Given exercise:
Below is a set of records; print all of them exactly as written.

Task material:

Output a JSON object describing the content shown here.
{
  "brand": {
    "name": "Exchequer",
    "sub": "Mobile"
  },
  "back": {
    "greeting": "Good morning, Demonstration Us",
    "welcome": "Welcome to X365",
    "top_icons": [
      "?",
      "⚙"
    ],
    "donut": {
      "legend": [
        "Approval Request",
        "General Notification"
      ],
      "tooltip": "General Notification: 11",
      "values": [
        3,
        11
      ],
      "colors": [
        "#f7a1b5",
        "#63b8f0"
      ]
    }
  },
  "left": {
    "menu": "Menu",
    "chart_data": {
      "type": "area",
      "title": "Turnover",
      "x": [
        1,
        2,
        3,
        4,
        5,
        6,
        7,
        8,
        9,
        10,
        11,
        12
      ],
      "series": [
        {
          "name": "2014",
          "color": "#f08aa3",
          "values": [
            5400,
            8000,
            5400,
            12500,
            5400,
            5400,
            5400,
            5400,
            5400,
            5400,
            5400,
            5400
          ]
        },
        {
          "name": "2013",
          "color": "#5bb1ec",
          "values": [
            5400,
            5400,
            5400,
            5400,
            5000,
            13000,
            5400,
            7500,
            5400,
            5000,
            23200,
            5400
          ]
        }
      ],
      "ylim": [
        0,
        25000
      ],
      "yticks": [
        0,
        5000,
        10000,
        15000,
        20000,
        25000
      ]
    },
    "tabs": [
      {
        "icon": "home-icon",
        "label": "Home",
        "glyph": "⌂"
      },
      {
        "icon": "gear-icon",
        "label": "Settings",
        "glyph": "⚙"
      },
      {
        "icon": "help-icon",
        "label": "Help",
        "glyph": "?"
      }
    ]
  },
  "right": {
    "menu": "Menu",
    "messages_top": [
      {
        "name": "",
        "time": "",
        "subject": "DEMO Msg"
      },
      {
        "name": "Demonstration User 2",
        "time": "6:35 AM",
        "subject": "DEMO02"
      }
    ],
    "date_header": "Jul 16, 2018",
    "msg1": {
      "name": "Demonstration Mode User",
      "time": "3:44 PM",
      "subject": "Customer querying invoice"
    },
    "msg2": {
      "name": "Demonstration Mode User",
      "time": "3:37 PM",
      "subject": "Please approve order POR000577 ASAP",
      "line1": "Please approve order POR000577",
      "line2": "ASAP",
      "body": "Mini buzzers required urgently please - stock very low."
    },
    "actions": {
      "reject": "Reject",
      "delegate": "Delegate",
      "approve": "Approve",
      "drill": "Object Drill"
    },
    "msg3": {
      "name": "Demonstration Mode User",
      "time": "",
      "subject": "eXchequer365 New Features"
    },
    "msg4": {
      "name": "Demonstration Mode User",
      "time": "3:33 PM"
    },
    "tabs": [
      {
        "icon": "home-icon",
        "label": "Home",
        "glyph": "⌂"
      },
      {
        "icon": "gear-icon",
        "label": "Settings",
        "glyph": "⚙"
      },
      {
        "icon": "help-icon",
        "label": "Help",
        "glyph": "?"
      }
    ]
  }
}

Written answer:
Output a JSON object describing the content shown here.
{
  "brand": {
    "name": "Exchequer",
    "sub": "Mobile"
  },
  "back": {
    "greeting": "Good morning, Demonstration Us",
    "welcome": "Welcome to X365",
    "top_icons": [
      "?",
      "⚙"
    ],
    "donut": {
      "legend": [
        "Approval Request",
        "General Notification"
      ],
      "tooltip": "General Notification: 11",
      "values": [
        3,
        11
      ],
      "colors": [
        "#f7a1b5",
        "#63b8f0"
      ]
    }
  },
  "left": {
    "menu": "Menu",
    "chart_data": {
      "type": "area",
      "title": "Turnover",
      "x": [
        1,
        2,
        3,
        4,
        5,
        6,
        7,
        8,
        9,
        10,
        11,
        12
      ],
      "series": [
        {
          "name": "2014",
          "color": "#f08aa3",
          "values": [
            5400,
            8000,
            5400,
            12500,
            5400,
            5400,
            5400,
            5400,
            5400,
            5400,
            5400,
            5400
          ]
        },
        {
          "name": "2013",
          "color": "#5bb1ec",
          "values": [
            5400,
            5400,
            5400,
            5400,
            5000,
            13000,
            5400,
            7500,
            5400,
            5000,
            23200,
            5400
          ]
        }
      ],
      "ylim": [
        0,
        25000
      ],
      "yticks": [
        0,
        5000,
        10000,
        15000,
        20000,
        25000
      ]
    },
    "tabs": [
      {
        "icon": "home-icon",
        "label": "Home",
        "glyph": "⌂"
      },
      {
        "icon": "gear-icon",
        "label": "Settings",
        "glyph": "⚙"
      },
      {
        "icon": "help-icon",
        "label": "Help",
        "glyph": "?"
      }
    ]
  },
  "right": {
    "menu": "Menu",
    "messages_top": [
      {
        "name": "",
        "time": "",
        "subject": "DEMO Msg"
      },
      {
        "name": "Demonstration User 2",
        "time": "6:35 AM",
        "subject": "DEMO02"
      }
    ],
    "date_header": "Jul 16, 2018",
    "msg1": {
      "name": "Demonstration Mode User",
      "time": "3:44 PM",
      "subject": "Customer querying invoice"
    },
    "msg2": {
      "name": "Demonstration Mode User",
      "time": "3:37 PM",
      "subject": "Please approve order POR000577 ASAP",
      "line1": "Please approve order POR000577",
      "line2": "ASAP",
      "body": "Mini buzzers required urgently please - stock very low."
    },
    "actions": {
      "reject": "Reject",
      "delegate": "Delegate",
      "approve": "Approve",
      "drill": "Object Drill"
    },
    "msg3": {
      "name": "Demonstration Mode User",
      "time": "",
      "subject": "eXchequer365 New Features"
    },
    "msg4": {
      "name": "Demonstration Mode User",
      "time": "3:33 PM"
    },
    "tabs": [
      {
        "icon": "home-icon",
        "label": "Home",
        "glyph": "⌂"
      },
      {
        "icon": "gear-icon",
        "label": "Settings",
        "glyph": "⚙"
      },
      {
        "icon": "help-icon",
        "label": "Help",
        "glyph": "?"
      }
    ]
  }
}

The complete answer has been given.